CONSEGNA
Riporta di nuovo tutte le voci sostituendo "require" con "import" in ogni punto in cui compare. Lascia invariato tutto il resto.

DATI REGISTRATI
###

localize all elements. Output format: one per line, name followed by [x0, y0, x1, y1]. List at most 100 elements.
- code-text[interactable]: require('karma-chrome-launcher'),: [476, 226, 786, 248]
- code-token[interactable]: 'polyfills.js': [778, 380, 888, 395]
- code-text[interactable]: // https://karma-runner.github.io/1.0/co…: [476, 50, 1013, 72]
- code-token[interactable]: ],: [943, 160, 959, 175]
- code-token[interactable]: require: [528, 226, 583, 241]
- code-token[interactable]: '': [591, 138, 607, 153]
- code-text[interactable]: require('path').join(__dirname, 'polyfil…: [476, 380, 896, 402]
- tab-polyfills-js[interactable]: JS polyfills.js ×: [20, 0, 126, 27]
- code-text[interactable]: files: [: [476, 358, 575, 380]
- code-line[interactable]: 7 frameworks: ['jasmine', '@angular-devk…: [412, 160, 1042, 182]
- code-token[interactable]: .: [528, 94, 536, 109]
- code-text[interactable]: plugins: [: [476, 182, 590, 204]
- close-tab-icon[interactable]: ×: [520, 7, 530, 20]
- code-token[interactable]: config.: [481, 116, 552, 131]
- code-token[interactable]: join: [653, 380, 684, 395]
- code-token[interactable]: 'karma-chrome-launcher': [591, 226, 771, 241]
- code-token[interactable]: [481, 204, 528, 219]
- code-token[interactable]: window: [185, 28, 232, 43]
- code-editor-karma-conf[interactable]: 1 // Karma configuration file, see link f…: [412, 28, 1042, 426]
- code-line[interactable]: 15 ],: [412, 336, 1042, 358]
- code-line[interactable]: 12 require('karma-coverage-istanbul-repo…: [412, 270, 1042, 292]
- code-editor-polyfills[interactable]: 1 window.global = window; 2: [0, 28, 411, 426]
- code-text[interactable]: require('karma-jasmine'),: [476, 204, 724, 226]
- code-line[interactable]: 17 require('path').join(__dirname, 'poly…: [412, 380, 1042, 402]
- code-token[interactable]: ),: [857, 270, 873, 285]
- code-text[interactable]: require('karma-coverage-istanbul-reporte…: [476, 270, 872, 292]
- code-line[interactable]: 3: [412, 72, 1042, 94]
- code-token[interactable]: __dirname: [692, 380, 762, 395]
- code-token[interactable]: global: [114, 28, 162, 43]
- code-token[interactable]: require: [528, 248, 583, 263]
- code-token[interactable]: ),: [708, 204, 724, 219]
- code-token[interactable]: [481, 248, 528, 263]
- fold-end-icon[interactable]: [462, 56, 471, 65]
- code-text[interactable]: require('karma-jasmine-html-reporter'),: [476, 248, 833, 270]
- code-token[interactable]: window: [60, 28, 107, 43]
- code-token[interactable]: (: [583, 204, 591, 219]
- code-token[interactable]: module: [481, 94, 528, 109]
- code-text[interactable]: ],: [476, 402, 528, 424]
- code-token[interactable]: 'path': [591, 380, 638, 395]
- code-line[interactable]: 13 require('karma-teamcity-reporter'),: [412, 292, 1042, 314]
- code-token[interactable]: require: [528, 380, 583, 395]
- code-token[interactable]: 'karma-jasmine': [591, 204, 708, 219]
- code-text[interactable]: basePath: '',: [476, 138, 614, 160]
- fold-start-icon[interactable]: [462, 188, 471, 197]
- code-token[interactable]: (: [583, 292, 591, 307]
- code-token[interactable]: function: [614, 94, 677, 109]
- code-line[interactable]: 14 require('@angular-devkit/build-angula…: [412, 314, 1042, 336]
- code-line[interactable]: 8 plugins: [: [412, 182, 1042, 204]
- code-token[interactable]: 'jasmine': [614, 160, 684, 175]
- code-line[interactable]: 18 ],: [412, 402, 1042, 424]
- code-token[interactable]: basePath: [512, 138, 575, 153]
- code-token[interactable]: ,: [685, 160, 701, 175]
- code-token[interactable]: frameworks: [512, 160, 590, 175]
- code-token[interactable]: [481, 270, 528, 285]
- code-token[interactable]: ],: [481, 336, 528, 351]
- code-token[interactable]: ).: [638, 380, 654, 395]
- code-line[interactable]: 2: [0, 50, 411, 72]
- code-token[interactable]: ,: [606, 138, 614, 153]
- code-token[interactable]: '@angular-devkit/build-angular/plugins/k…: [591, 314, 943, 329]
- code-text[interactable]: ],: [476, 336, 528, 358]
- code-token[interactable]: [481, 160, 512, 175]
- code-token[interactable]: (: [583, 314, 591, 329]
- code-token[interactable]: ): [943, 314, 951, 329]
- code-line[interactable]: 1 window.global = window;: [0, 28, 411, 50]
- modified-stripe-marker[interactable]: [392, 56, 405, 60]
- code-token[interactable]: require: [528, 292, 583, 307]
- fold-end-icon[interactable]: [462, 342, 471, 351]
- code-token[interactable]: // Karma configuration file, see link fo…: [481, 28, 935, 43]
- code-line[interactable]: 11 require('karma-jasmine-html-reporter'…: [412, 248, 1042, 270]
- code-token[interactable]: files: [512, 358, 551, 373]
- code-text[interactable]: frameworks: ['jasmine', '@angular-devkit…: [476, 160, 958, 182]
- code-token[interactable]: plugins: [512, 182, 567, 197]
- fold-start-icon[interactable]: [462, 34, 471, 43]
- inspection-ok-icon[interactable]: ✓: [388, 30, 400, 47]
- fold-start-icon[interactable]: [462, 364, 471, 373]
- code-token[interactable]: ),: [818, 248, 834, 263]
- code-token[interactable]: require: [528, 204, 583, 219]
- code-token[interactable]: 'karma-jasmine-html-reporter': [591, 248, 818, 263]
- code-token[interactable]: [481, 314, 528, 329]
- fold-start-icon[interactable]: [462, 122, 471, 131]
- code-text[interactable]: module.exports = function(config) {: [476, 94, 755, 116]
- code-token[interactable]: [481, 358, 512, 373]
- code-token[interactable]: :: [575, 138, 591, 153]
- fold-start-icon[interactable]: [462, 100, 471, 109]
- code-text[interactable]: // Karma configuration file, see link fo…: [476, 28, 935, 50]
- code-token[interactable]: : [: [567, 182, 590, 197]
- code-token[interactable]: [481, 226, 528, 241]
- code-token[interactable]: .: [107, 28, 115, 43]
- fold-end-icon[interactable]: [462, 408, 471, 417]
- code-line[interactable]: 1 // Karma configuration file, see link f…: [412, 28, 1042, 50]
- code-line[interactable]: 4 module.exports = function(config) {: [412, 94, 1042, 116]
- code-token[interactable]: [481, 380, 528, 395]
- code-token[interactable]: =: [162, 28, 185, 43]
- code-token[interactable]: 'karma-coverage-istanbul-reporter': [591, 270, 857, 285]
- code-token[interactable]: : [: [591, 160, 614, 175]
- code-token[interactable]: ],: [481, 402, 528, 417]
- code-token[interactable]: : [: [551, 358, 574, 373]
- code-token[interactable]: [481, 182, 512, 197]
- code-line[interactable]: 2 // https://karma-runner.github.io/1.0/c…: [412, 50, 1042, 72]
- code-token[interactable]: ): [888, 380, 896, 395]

###

SOLUZIONE COMPLETA
localize all elements. Output format: one per line, name followed by [x0, y0, x1, y1]. List at most 100 elements.
- code-text[interactable]: import('karma-chrome-launcher'),: [476, 226, 786, 248]
- code-token[interactable]: 'polyfills.js': [778, 380, 888, 395]
- code-text[interactable]: // https://karma-runner.github.io/1.0/co…: [476, 50, 1013, 72]
- code-token[interactable]: ],: [943, 160, 959, 175]
- code-token[interactable]: import: [528, 226, 583, 241]
- code-token[interactable]: '': [591, 138, 607, 153]
- code-text[interactable]: import('path').join(__dirname, 'polyfil…: [476, 380, 896, 402]
- tab-polyfills-js[interactable]: JS polyfills.js ×: [20, 0, 126, 27]
- code-text[interactable]: files: [: [476, 358, 575, 380]
- code-line[interactable]: 7 frameworks: ['jasmine', '@angular-devk…: [412, 160, 1042, 182]
- code-token[interactable]: .: [528, 94, 536, 109]
- code-text[interactable]: plugins: [: [476, 182, 590, 204]
- close-tab-icon[interactable]: ×: [520, 7, 530, 20]
- code-token[interactable]: config.: [481, 116, 552, 131]
- code-token[interactable]: join: [653, 380, 684, 395]
- code-token[interactable]: 'karma-chrome-launcher': [591, 226, 771, 241]
- code-token[interactable]: [481, 204, 528, 219]
- code-token[interactable]: window: [185, 28, 232, 43]
- code-editor-karma-conf[interactable]: 1 // Karma configuration file, see link f…: [412, 28, 1042, 426]
- code-line[interactable]: 15 ],: [412, 336, 1042, 358]
- code-line[interactable]: 12 import('karma-coverage-istanbul-repo…: [412, 270, 1042, 292]
- code-editor-polyfills[interactable]: 1 window.global = window; 2: [0, 28, 411, 426]
- code-text[interactable]: import('karma-jasmine'),: [476, 204, 724, 226]
- code-line[interactable]: 17 import('path').join(__dirname, 'poly…: [412, 380, 1042, 402]
- code-token[interactable]: ),: [857, 270, 873, 285]
- code-text[interactable]: import('karma-coverage-istanbul-reporte…: [476, 270, 872, 292]
- code-line[interactable]: 3: [412, 72, 1042, 94]
- code-token[interactable]: __dirname: [692, 380, 762, 395]
- code-token[interactable]: global: [114, 28, 162, 43]
- code-token[interactable]: import: [528, 248, 583, 263]
- code-token[interactable]: ),: [708, 204, 724, 219]
- code-token[interactable]: [481, 248, 528, 263]
- fold-end-icon[interactable]: [462, 56, 471, 65]
- code-text[interactable]: import('karma-jasmine-html-reporter'),: [476, 248, 833, 270]
- code-token[interactable]: window: [60, 28, 107, 43]
- code-token[interactable]: (: [583, 204, 591, 219]
- code-token[interactable]: module: [481, 94, 528, 109]
- code-text[interactable]: ],: [476, 402, 528, 424]
- code-token[interactable]: 'path': [591, 380, 638, 395]
- code-line[interactable]: 13 import('karma-teamcity-reporter'),: [412, 292, 1042, 314]
- code-token[interactable]: import: [528, 380, 583, 395]
- code-token[interactable]: 'karma-jasmine': [591, 204, 708, 219]
- code-text[interactable]: basePath: '',: [476, 138, 614, 160]
- fold-start-icon[interactable]: [462, 188, 471, 197]
- code-token[interactable]: (: [583, 292, 591, 307]
- code-token[interactable]: function: [614, 94, 677, 109]
- code-line[interactable]: 14 import('@angular-devkit/build-angula…: [412, 314, 1042, 336]
- code-line[interactable]: 8 plugins: [: [412, 182, 1042, 204]
- code-token[interactable]: 'jasmine': [614, 160, 684, 175]
- code-line[interactable]: 18 ],: [412, 402, 1042, 424]
- code-token[interactable]: basePath: [512, 138, 575, 153]
- code-token[interactable]: ,: [685, 160, 701, 175]
- code-token[interactable]: frameworks: [512, 160, 590, 175]
- code-token[interactable]: [481, 270, 528, 285]
- code-token[interactable]: ],: [481, 336, 528, 351]
- code-token[interactable]: ).: [638, 380, 654, 395]
- code-line[interactable]: 2: [0, 50, 411, 72]
- code-token[interactable]: ,: [606, 138, 614, 153]
- code-token[interactable]: '@angular-devkit/build-angular/plugins/k…: [591, 314, 943, 329]
- code-text[interactable]: ],: [476, 336, 528, 358]
- code-token[interactable]: [481, 160, 512, 175]
- code-token[interactable]: (: [583, 314, 591, 329]
- code-token[interactable]: ): [943, 314, 951, 329]
- code-line[interactable]: 1 window.global = window;: [0, 28, 411, 50]
- modified-stripe-marker[interactable]: [392, 56, 405, 60]
- code-token[interactable]: import: [528, 292, 583, 307]
- fold-end-icon[interactable]: [462, 342, 471, 351]
- code-token[interactable]: // Karma configuration file, see link fo…: [481, 28, 935, 43]
- code-line[interactable]: 11 import('karma-jasmine-html-reporter'…: [412, 248, 1042, 270]
- code-token[interactable]: files: [512, 358, 551, 373]
- code-text[interactable]: frameworks: ['jasmine', '@angular-devkit…: [476, 160, 958, 182]
- code-token[interactable]: plugins: [512, 182, 567, 197]
- fold-start-icon[interactable]: [462, 34, 471, 43]
- inspection-ok-icon[interactable]: ✓: [388, 30, 400, 47]
- fold-start-icon[interactable]: [462, 364, 471, 373]
- code-token[interactable]: ),: [818, 248, 834, 263]
- code-token[interactable]: import: [528, 204, 583, 219]
- code-token[interactable]: 'karma-jasmine-html-reporter': [591, 248, 818, 263]
- code-token[interactable]: [481, 314, 528, 329]
- fold-start-icon[interactable]: [462, 122, 471, 131]
- code-text[interactable]: module.exports = function(config) {: [476, 94, 755, 116]
- code-token[interactable]: [481, 358, 512, 373]
- code-token[interactable]: :: [575, 138, 591, 153]
- fold-start-icon[interactable]: [462, 100, 471, 109]
- code-text[interactable]: // Karma configuration file, see link fo…: [476, 28, 935, 50]
- code-token[interactable]: : [: [567, 182, 590, 197]
- code-token[interactable]: [481, 226, 528, 241]
- code-token[interactable]: .: [107, 28, 115, 43]
- fold-end-icon[interactable]: [462, 408, 471, 417]
- code-line[interactable]: 1 // Karma configuration file, see link f…: [412, 28, 1042, 50]
- code-line[interactable]: 4 module.exports = function(config) {: [412, 94, 1042, 116]
- code-token[interactable]: [481, 380, 528, 395]
- code-token[interactable]: =: [162, 28, 185, 43]
- code-token[interactable]: 'karma-coverage-istanbul-reporter': [591, 270, 857, 285]
- code-token[interactable]: : [: [591, 160, 614, 175]
- code-token[interactable]: ],: [481, 402, 528, 417]
- code-token[interactable]: : [: [551, 358, 574, 373]
- code-token[interactable]: [481, 182, 512, 197]
- code-line[interactable]: 2 // https://karma-runner.github.io/1.0/c…: [412, 50, 1042, 72]
- code-token[interactable]: ): [888, 380, 896, 395]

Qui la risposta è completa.